Could you write out the records below exactly as they appear?

Entries from a dataset:
· · ·

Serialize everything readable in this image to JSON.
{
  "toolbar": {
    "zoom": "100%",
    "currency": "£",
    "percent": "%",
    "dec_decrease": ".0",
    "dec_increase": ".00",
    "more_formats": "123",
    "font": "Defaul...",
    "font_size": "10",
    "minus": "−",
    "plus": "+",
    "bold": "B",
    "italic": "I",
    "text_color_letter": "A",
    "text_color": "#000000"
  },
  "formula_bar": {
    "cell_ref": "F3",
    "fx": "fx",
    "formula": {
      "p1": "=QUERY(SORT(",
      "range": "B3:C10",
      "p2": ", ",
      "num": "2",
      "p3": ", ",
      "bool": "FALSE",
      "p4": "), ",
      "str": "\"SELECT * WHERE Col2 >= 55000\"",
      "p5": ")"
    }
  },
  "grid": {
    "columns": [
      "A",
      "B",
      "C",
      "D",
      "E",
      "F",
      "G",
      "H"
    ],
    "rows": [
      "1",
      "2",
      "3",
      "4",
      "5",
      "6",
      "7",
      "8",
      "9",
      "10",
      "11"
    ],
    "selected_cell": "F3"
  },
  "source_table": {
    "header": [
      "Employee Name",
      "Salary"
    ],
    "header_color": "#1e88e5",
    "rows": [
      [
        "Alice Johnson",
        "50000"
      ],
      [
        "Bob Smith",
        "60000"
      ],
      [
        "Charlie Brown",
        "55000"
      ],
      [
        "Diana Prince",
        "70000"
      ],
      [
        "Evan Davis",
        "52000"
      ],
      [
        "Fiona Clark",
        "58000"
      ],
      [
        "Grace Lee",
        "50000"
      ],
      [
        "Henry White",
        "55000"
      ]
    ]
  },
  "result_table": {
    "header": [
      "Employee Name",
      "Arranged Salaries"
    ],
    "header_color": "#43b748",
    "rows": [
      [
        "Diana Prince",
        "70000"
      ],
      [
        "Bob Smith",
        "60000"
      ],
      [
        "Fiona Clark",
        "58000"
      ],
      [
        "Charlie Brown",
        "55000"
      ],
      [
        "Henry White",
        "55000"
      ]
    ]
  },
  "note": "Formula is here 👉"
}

· · ·

**SOLUTION TO THE EXERCISE:**
Serialize everything readable in this image to JSON.
{
  "toolbar": {
    "zoom": "100%",
    "currency": "£",
    "percent": "%",
    "dec_decrease": ".0",
    "dec_increase": ".00",
    "more_formats": "123",
    "font": "Defaul...",
    "font_size": "10",
    "minus": "−",
    "plus": "+",
    "bold": "B",
    "italic": "I",
    "text_color_letter": "A",
    "text_color": "#000000"
  },
  "formula_bar": {
    "cell_ref": "F3",
    "fx": "fx",
    "formula": {
      "p1": "=QUERY(SORT(",
      "range": "B3:C10",
      "p2": ", ",
      "num": "2",
      "p3": ", ",
      "bool": "FALSE",
      "p4": "), ",
      "str": "\"SELECT * WHERE Col2 >= 55000\"",
      "p5": ")"
    }
  },
  "grid": {
    "columns": [
      "A",
      "B",
      "C",
      "D",
      "E",
      "F",
      "G",
      "H"
    ],
    "rows": [
      "1",
      "2",
      "3",
      "4",
      "5",
      "6",
      "7",
      "8",
      "9",
      "10",
      "11"
    ],
    "selected_cell": "F3"
  },
  "source_table": {
    "header": [
      "Employee Name",
      "Salary"
    ],
    "header_color": "#1e88e5",
    "rows": [
      [
        "Alice Johnson",
        "50000"
      ],
      [
        "Bob Smith",
        "60000"
      ],
      [
        "Charlie Brown",
        "55000"
      ],
      [
        "Diana Prince",
        "70000"
      ],
      [
        "Evan Davis",
        "52000"
      ],
      [
        "Fiona Clark",
        "58000"
      ],
      [
        "Grace Lee",
        "50000"
      ],
      [
        "Henry White",
        "55000"
      ]
    ]
  },
  "result_table": {
    "header": [
      "Employee Name",
      "Arranged Salaries"
    ],
    "header_color": "#43b748",
    "rows": [
      [
        "Diana Prince",
        "70000"
      ],
      [
        "Bob Smith",
        "60000"
      ],
      [
        "Fiona Clark",
        "58000"
      ],
      [
        "Charlie Brown",
        "55000"
      ],
      [
        "Henry White",
        "55000"
      ]
    ]
  },
  "note": "Formula is here 👉"
}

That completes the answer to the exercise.